→ **Aim of the task**: Could you retype, character for character, the lines beginning with the one that contains "Detect and localize" and ending after the one that contains "slice-value-sul: 13.4% bbox=[198, 69, 239, 84]"?

→ **Raw records**:

- - -

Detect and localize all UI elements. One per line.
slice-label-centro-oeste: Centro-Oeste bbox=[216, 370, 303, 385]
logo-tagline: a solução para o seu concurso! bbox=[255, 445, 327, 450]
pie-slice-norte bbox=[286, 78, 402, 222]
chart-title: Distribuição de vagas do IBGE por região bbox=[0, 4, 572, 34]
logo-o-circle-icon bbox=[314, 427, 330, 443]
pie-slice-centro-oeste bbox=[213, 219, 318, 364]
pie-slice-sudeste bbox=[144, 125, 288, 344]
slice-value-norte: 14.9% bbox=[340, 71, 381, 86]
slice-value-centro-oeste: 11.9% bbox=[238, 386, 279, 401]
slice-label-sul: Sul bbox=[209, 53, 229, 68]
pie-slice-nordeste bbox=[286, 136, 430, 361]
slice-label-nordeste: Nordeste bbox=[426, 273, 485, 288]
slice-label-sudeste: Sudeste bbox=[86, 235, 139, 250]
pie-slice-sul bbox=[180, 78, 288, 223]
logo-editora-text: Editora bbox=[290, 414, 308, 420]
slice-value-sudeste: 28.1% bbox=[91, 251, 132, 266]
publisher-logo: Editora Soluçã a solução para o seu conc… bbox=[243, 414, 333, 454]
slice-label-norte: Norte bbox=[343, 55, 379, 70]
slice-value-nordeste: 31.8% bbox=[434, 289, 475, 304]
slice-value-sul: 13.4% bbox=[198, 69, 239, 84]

- - -

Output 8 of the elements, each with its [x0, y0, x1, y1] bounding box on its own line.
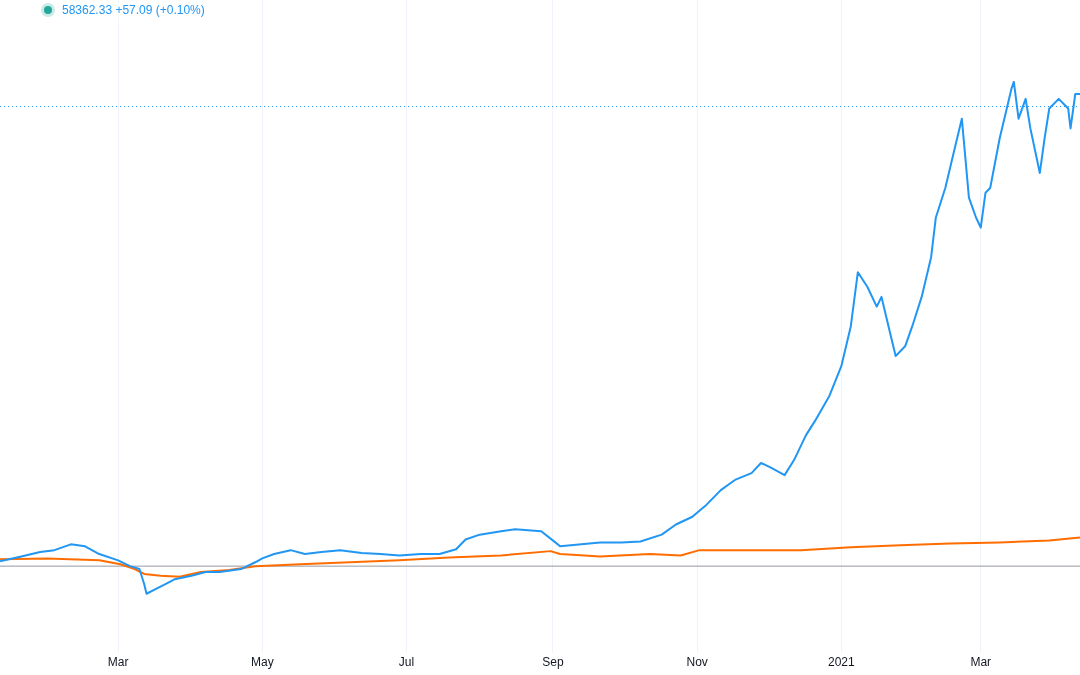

- - -

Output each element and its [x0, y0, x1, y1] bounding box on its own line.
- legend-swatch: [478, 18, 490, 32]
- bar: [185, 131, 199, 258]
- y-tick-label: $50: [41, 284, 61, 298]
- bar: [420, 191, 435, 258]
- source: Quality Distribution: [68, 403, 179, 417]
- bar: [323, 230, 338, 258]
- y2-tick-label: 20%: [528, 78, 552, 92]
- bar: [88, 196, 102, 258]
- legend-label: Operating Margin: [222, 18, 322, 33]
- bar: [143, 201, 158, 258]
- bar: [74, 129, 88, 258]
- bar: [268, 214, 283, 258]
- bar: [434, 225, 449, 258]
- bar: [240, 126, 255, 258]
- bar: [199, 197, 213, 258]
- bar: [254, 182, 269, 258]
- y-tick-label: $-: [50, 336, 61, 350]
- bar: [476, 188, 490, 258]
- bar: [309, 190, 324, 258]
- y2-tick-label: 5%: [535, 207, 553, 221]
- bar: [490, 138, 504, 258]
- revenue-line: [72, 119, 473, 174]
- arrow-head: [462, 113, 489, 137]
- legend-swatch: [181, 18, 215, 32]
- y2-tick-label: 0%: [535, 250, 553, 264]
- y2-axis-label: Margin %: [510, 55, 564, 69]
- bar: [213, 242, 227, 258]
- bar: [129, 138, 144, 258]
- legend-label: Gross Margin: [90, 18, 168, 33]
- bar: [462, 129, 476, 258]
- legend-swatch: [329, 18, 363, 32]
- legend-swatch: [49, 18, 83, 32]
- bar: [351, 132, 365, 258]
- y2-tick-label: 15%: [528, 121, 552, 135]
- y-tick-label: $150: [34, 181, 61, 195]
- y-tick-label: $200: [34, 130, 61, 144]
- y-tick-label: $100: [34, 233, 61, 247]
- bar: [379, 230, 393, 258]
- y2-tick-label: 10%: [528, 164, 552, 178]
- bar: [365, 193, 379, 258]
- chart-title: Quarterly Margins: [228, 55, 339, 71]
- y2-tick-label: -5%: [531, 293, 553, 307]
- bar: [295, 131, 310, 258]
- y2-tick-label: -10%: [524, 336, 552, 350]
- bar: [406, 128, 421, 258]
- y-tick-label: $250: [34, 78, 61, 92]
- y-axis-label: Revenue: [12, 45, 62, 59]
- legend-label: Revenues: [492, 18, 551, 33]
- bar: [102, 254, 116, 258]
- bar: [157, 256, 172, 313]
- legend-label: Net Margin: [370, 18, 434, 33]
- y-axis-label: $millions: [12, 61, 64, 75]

- - -

→ **Response to this exercise**:
Detect and localize all UI elements. One per line.
slice-label-centro-oeste: Centro-Oeste bbox=[216, 370, 303, 385]
logo-tagline: a solução para o seu concurso! bbox=[255, 445, 327, 450]
pie-slice-norte bbox=[286, 78, 402, 222]
chart-title: Distribuição de vagas do IBGE por região bbox=[0, 4, 572, 34]
logo-o-circle-icon bbox=[314, 427, 330, 443]
pie-slice-centro-oeste bbox=[213, 219, 318, 364]
pie-slice-sudeste bbox=[144, 125, 288, 344]
slice-value-norte: 14.9% bbox=[340, 71, 381, 86]
slice-value-centro-oeste: 11.9% bbox=[238, 386, 279, 401]
slice-label-sul: Sul bbox=[209, 53, 229, 68]
pie-slice-nordeste bbox=[286, 136, 430, 361]
slice-label-nordeste: Nordeste bbox=[426, 273, 485, 288]
slice-label-sudeste: Sudeste bbox=[86, 235, 139, 250]
pie-slice-sul bbox=[180, 78, 288, 223]
logo-editora-text: Editora bbox=[290, 414, 308, 420]
slice-value-sudeste: 28.1% bbox=[91, 251, 132, 266]
publisher-logo: Editora Soluçã a solução para o seu conc… bbox=[243, 414, 333, 454]
slice-label-norte: Norte bbox=[343, 55, 379, 70]
slice-value-nordeste: 31.8% bbox=[434, 289, 475, 304]
slice-value-sul: 13.4% bbox=[198, 69, 239, 84]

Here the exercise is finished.